Set exercise — Work out how many lines in the data hold the word "count", and reply with that number only.
** start of Records shown **
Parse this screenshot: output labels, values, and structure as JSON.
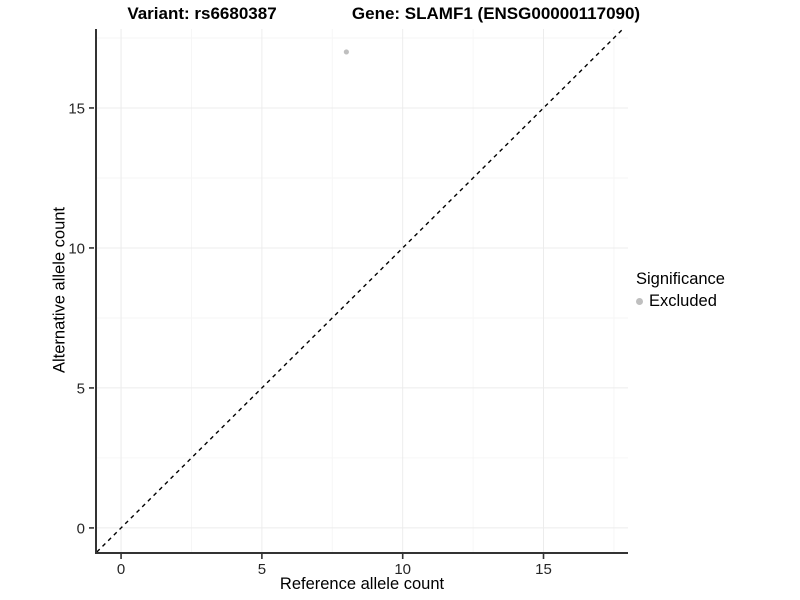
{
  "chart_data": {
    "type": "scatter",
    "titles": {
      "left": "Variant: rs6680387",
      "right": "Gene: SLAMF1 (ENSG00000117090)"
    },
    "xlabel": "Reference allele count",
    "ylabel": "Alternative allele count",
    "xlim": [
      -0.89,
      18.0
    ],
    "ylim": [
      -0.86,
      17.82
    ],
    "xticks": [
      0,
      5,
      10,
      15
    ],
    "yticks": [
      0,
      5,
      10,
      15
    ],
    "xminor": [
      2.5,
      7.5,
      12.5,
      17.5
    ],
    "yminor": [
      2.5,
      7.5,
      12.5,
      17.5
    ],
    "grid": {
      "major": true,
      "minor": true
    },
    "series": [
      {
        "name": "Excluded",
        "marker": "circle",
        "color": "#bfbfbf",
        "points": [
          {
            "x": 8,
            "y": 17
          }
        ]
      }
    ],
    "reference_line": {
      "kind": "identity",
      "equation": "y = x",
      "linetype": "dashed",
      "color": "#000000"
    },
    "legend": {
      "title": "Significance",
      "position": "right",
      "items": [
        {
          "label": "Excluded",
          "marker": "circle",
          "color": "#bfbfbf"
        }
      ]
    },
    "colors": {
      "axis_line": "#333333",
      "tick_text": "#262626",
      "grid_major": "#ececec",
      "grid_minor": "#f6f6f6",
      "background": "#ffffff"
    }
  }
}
** end of Records shown **
** start of Records shown **
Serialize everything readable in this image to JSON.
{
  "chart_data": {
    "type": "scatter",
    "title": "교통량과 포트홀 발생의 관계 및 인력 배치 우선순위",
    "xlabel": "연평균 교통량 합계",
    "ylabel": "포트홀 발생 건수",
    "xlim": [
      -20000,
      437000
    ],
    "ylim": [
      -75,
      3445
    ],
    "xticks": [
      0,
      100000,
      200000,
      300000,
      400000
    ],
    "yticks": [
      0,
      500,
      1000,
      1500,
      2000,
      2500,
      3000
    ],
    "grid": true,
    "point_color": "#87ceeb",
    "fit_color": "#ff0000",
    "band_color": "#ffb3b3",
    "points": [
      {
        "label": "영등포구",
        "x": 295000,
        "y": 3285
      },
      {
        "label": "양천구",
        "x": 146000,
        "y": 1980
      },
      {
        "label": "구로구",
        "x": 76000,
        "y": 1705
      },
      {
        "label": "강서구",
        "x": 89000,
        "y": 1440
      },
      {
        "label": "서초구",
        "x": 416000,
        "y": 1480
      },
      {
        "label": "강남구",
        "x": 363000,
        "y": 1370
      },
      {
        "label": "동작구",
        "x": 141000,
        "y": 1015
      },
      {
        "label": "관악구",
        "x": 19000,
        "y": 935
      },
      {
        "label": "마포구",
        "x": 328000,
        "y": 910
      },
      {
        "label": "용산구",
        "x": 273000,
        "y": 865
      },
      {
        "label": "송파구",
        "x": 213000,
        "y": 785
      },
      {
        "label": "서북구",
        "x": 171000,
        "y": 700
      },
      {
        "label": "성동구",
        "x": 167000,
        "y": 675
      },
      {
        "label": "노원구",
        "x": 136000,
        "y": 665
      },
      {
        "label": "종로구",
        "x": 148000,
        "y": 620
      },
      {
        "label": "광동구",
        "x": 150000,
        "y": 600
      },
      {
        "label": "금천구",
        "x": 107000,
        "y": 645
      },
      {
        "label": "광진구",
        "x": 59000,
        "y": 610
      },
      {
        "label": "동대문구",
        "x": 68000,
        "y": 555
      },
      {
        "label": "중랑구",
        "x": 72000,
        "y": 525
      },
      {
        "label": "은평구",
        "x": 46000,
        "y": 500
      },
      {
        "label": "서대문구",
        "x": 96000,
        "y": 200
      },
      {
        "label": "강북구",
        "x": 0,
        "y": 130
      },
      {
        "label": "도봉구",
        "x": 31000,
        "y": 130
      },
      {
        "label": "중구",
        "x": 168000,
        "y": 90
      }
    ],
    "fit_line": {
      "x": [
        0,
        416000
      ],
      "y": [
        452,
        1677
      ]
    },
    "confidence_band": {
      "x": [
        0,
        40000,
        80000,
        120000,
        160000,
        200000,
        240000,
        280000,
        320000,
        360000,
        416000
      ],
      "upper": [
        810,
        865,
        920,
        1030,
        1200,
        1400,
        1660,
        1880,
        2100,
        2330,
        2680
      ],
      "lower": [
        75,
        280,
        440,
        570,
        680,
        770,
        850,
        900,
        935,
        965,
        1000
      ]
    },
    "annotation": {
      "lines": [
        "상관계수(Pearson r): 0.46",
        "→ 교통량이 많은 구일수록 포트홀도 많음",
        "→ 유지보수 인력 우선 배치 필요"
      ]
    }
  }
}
** end of Records shown **
Reply — 2